** Start **

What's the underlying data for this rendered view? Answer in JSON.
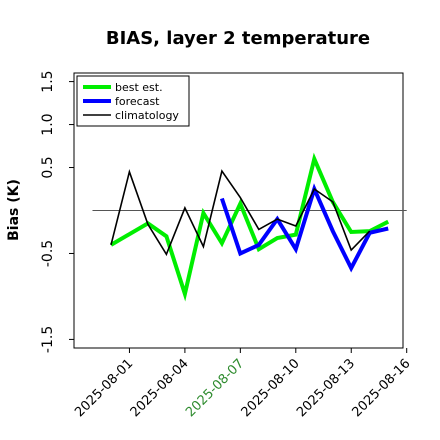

** End **
** Start **

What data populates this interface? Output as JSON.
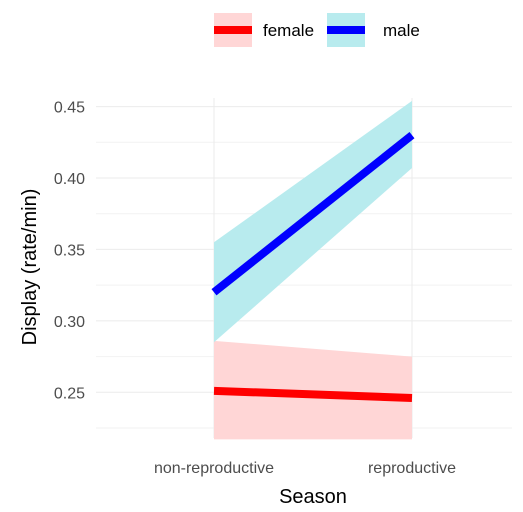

** End **
** Start **

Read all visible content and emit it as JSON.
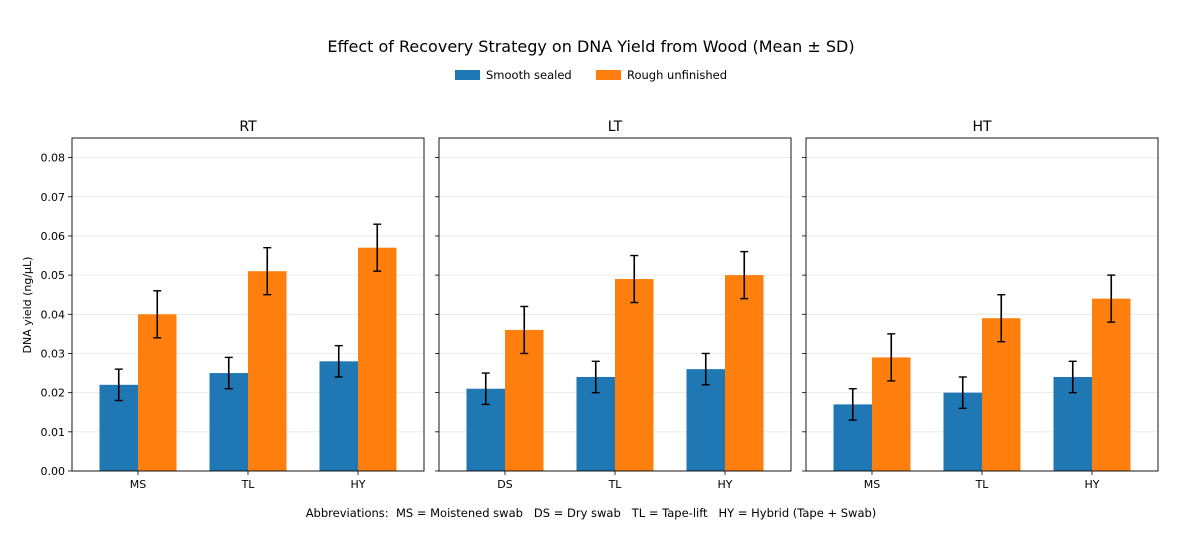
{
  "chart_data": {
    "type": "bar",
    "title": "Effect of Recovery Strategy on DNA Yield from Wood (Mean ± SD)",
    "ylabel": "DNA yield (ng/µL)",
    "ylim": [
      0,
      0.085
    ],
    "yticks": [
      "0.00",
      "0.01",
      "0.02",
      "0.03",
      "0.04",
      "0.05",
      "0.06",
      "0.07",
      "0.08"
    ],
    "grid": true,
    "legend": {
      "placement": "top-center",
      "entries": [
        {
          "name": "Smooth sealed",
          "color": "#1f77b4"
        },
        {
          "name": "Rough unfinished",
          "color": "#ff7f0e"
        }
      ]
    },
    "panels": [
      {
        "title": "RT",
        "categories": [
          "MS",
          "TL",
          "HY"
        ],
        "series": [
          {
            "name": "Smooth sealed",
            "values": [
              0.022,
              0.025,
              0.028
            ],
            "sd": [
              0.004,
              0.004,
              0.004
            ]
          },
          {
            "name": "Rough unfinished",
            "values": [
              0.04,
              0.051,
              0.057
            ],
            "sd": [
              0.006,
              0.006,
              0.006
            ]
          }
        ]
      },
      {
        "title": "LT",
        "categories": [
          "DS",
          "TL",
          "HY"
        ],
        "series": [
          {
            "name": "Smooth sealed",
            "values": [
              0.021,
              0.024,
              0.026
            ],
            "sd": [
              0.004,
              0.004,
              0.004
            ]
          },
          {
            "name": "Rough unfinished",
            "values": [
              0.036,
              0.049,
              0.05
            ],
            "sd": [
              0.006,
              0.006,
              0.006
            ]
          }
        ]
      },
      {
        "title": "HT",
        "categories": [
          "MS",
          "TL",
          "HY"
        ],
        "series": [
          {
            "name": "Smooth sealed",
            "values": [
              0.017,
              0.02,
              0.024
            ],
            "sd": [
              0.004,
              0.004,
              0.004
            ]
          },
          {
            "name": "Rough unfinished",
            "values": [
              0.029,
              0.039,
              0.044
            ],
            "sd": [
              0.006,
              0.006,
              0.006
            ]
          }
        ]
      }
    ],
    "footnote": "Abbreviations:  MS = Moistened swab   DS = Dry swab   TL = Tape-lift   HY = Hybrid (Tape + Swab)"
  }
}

** End **

SET PROBLEM. Output nothing but the number of lines in the data containing the string "What".

THE ANSWER. 2